- ИСХОДНЫЙ ТЕКСТ
◆ ◆ ◆

Автор: | 1. марта 2020



Анатолий Пикач

На это вопрошание Пастернака у каждого свой ответ. Какие бы превратности судьбы нас ни настигали, – мы живы, пока слышим свои духовные истоки, их позывные. Михаил Вершвовский родом из Питера, из шестидесятых – семидесятых – «Милые мои, молодые, красивые, талантливые... Я оставил вас в той стране, в том памятном году. Где вы теперь?»...
Я тоже очевидец той поры, выходец из ЛИТО знаменитого Глеба Сергеевича Семенова, куда хаживали еще начинающие Александр Кушнер, Виктор Соснора, Андрей Битов... Но была еще магнетическая точка, о которой я тогда слыхал, ЛИТО легендарной Татьяны Гнедич, милостью чьей по-русски заговорил Байрон. Туда хаживали другие – Виктор Ширали, Анатолий Ушаков, Михаил Вершвовский... Первая известная его повесть «Время золотое» и писалась еще в 1970, как «домашняя» книга, книга для друзей по ЛИТО. Удивительно, как Вершвовский сразу уловил эту совершенно свою, домашнюю, как бы дневниковую манеру.

◆ ◆ ◆

- ИСХОДНЫЕ ЗАПИСИ

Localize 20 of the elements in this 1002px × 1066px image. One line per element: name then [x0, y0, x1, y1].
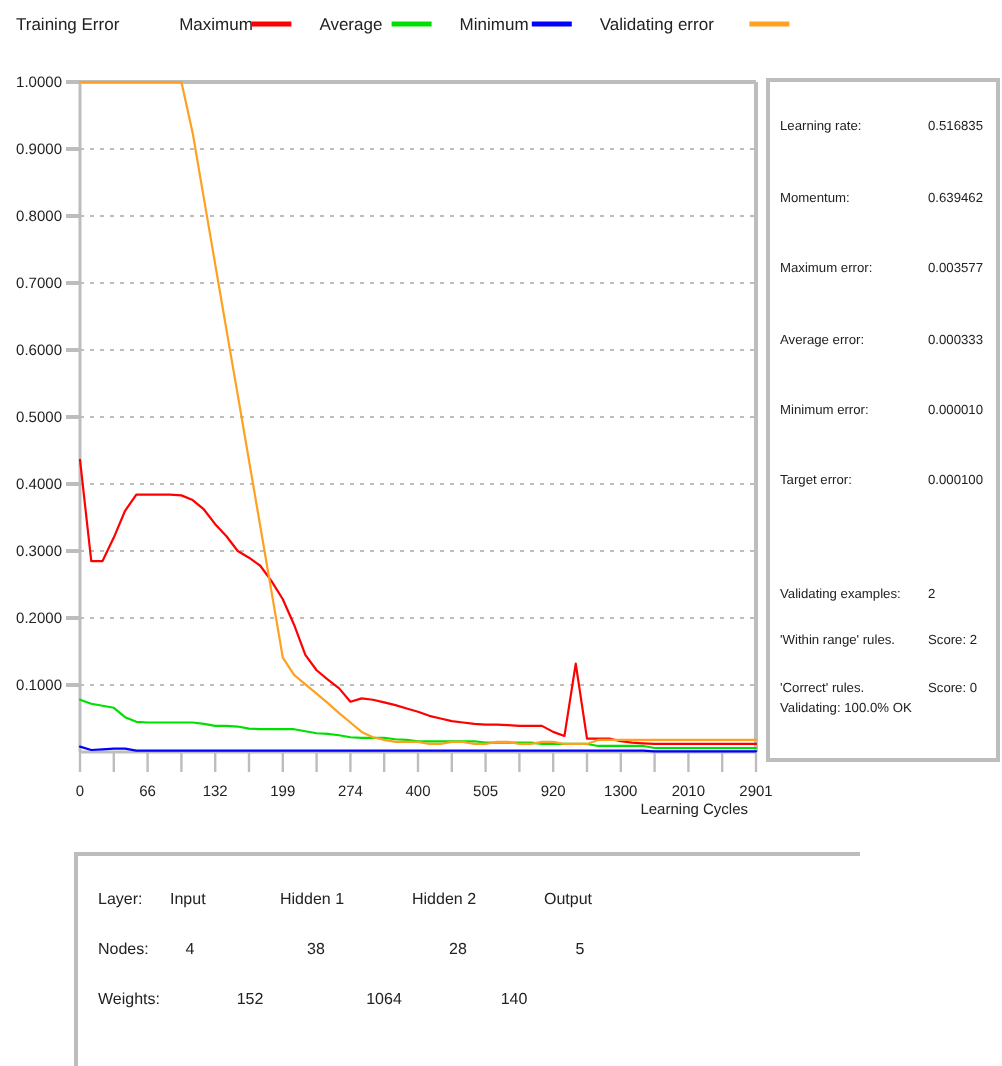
- line-series: [78, 458, 758, 746]
- legend-label: Minimum: [459, 14, 529, 34]
- legend-label: Maximum: [179, 14, 253, 34]
- text: Weights:: [98, 990, 160, 1008]
- text: Input: [170, 890, 208, 908]
- text: 28: [449, 940, 468, 958]
- legend-title: Training Error: [16, 14, 120, 34]
- text: Output: [544, 890, 594, 908]
- text: 38: [307, 940, 326, 958]
- text: Hidden 1: [280, 890, 346, 908]
- text: Hidden 2: [412, 890, 478, 908]
- text: 5: [575, 940, 586, 958]
- text: 1064: [366, 990, 403, 1008]
- legend-label: Average: [319, 14, 383, 34]
- text: 4: [185, 940, 196, 958]
- legend-label: Validating error: [599, 14, 715, 34]
- text: 152: [236, 990, 265, 1008]
- text: 140: [500, 990, 529, 1008]
- text: Nodes:: [98, 940, 149, 958]
- text: Layer:: [98, 890, 143, 908]
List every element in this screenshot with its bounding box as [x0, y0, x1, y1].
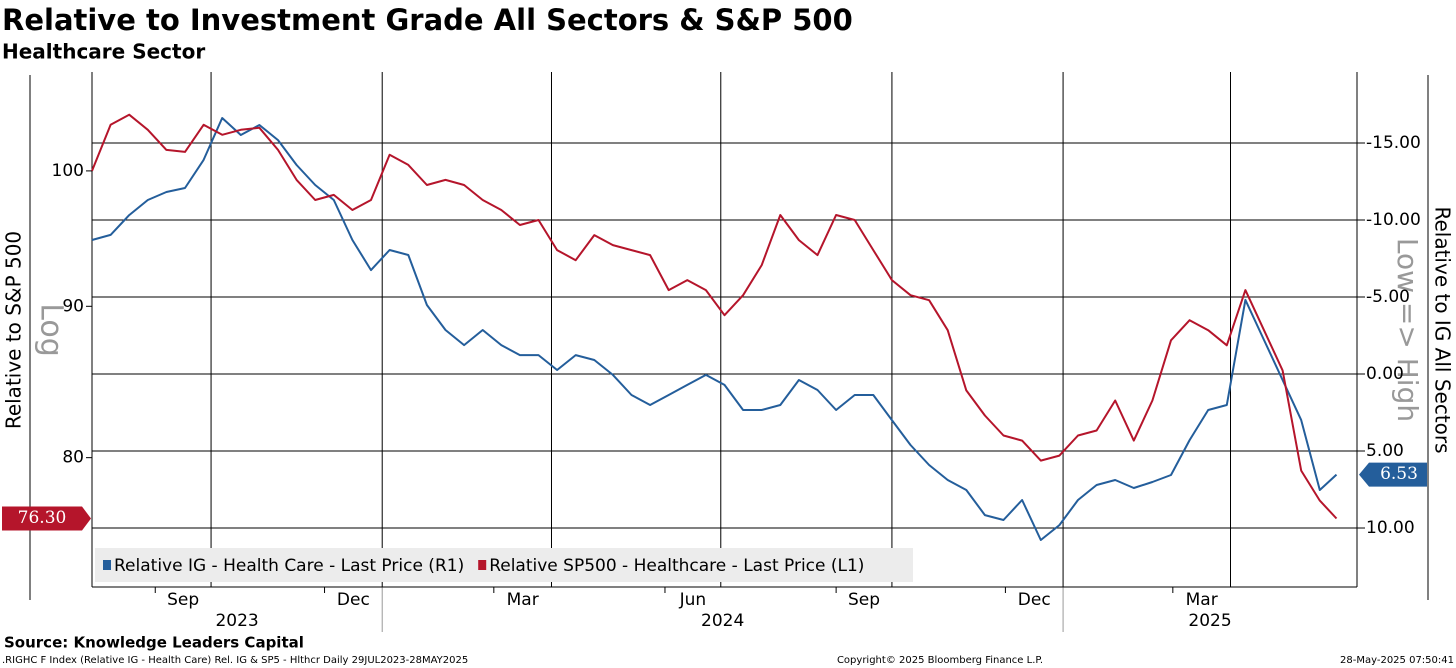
y-tick-label: 90	[62, 296, 84, 316]
last-value-box	[2, 506, 91, 531]
x-tick-label: Dec	[1018, 590, 1051, 610]
x-tick-label: Sep	[167, 590, 199, 610]
y-tick-label: 80	[62, 448, 84, 468]
year-label: 2024	[701, 611, 744, 631]
legend	[95, 548, 913, 582]
legend-swatch	[478, 560, 487, 570]
y2-tick-label: -5.00	[1366, 287, 1410, 307]
source: Source: Knowledge Leaders Capital	[4, 634, 304, 652]
last-value-tag: 76.30	[2, 506, 91, 531]
legend-swatch	[103, 560, 111, 570]
x-tick-label: Jun	[679, 590, 707, 610]
direction-label: Low => High	[1391, 238, 1424, 422]
x-tick-label: Dec	[337, 590, 370, 610]
year-label: 2023	[215, 611, 258, 631]
y2-tick-label: 0.00	[1366, 364, 1404, 384]
chart-subtitle: Healthcare Sector	[2, 40, 205, 64]
footer-center: Copyright© 2025 Bloomberg Finance L.P.	[837, 655, 1043, 666]
series-line	[91, 117, 1338, 541]
y-axis-label: Relative to S&P 500	[2, 231, 26, 429]
y-tick-label: 100	[52, 161, 84, 181]
x-tick-label: Sep	[848, 590, 880, 610]
year-label: 2025	[1188, 611, 1231, 631]
last-value-label: 6.53	[1380, 464, 1418, 484]
last-value-box	[1359, 462, 1427, 487]
legend-label: Relative IG - Health Care - Last Price (…	[114, 556, 464, 576]
last-value-tag: 6.53	[1359, 462, 1427, 487]
y2-tick-label: 5.00	[1366, 441, 1404, 461]
footer-left: .RIGHC F Index (Relative IG - Health Car…	[2, 655, 468, 666]
x-tick-label: Mar	[1186, 590, 1218, 610]
y2-axis-label: Relative to IG All Sectors	[1431, 206, 1455, 453]
chart-title: Relative to Investment Grade All Sectors…	[2, 3, 853, 37]
last-value-label: 76.30	[18, 508, 67, 528]
y2-tick-label: -15.00	[1366, 133, 1421, 153]
x-tick-label: Mar	[507, 590, 539, 610]
log-label: Log	[34, 303, 69, 357]
y2-tick-label: -10.00	[1366, 210, 1421, 230]
footer-right: 28-May-2025 07:50:41	[1340, 655, 1454, 666]
legend-label: Relative SP500 - Healthcare - Last Price…	[489, 556, 864, 576]
y2-tick-label: 10.00	[1366, 518, 1415, 538]
series-line	[91, 113, 1338, 520]
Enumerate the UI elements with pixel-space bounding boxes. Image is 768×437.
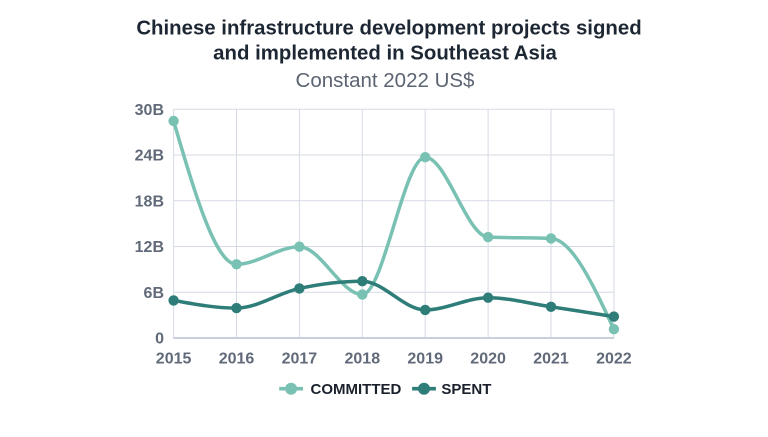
svg-text:18B: 18B <box>135 193 164 210</box>
svg-text:2016: 2016 <box>219 351 255 368</box>
svg-text:2017: 2017 <box>282 351 318 368</box>
svg-text:2022: 2022 <box>596 351 632 368</box>
svg-text:0: 0 <box>155 331 164 348</box>
svg-text:and implemented in Southeast A: and implemented in Southeast Asia <box>213 43 557 65</box>
svg-text:SPENT: SPENT <box>441 381 491 398</box>
svg-text:2021: 2021 <box>533 351 569 368</box>
svg-text:2020: 2020 <box>470 351 506 368</box>
svg-text:COMMITTED: COMMITTED <box>311 381 402 398</box>
svg-text:Constant 2022 US$: Constant 2022 US$ <box>296 69 476 92</box>
svg-text:2019: 2019 <box>407 351 443 368</box>
svg-text:Chinese infrastructure develop: Chinese infrastructure development proje… <box>136 18 641 40</box>
svg-text:12B: 12B <box>135 239 164 256</box>
svg-text:2018: 2018 <box>345 351 381 368</box>
svg-text:24B: 24B <box>135 148 164 165</box>
svg-text:2015: 2015 <box>156 351 192 368</box>
svg-text:30B: 30B <box>135 102 164 119</box>
svg-text:6B: 6B <box>144 285 164 302</box>
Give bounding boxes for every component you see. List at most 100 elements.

◆ ◆ ◆

- ЗАДАНИЕ 1
Воспроизведите дословно весь текст о Михаиле Вершвовском.
- ЗАДАНИЕ 2
Процитируйте из записей только строки между строкой, содержащей «296, 84, 316]», и строкой, содержащей «287, 1410, 307]», включая обе.

- ОТВЕТ 1
Автор: | 1. марта 2020



Анатолий Пикач

На это вопрошание Пастернака у каждого свой ответ. Какие бы превратности судьбы нас ни настигали, – мы живы, пока слышим свои духовные истоки, их позывные. Михаил Вершвовский родом из Питера, из шестидесятых – семидесятых – «Милые мои, молодые, красивые, талантливые... Я оставил вас в той стране, в том памятном году. Где вы теперь?»...
Я тоже очевидец той поры, выходец из ЛИТО знаменитого Глеба Сергеевича Семенова, куда хаживали еще начинающие Александр Кушнер, Виктор Соснора, Андрей Битов... Но была еще магнетическая точка, о которой я тогда слыхал, ЛИТО легендарной Татьяны Гнедич, милостью чьей по-русски заговорил Байрон. Туда хаживали другие – Виктор Ширали, Анатолий Ушаков, Михаил Вершвовский... Первая известная его повесть «Время золотое» и писалась еще в 1970, как «домашняя» книга, книга для друзей по ЛИТО. Удивительно, как Вершвовский сразу уловил эту совершенно свою, домашнюю, как бы дневниковую манеру.

- ОТВЕТ 2
y-tick-label: 90	[62, 296, 84, 316]
last-value-box	[2, 506, 91, 531]
x-tick-label: Dec	[1018, 590, 1051, 610]
x-tick-label: Sep	[167, 590, 199, 610]
y-tick-label: 80	[62, 448, 84, 468]
year-label: 2024	[701, 611, 744, 631]
legend	[95, 548, 913, 582]
legend-swatch	[478, 560, 487, 570]
y2-tick-label: -5.00	[1366, 287, 1410, 307]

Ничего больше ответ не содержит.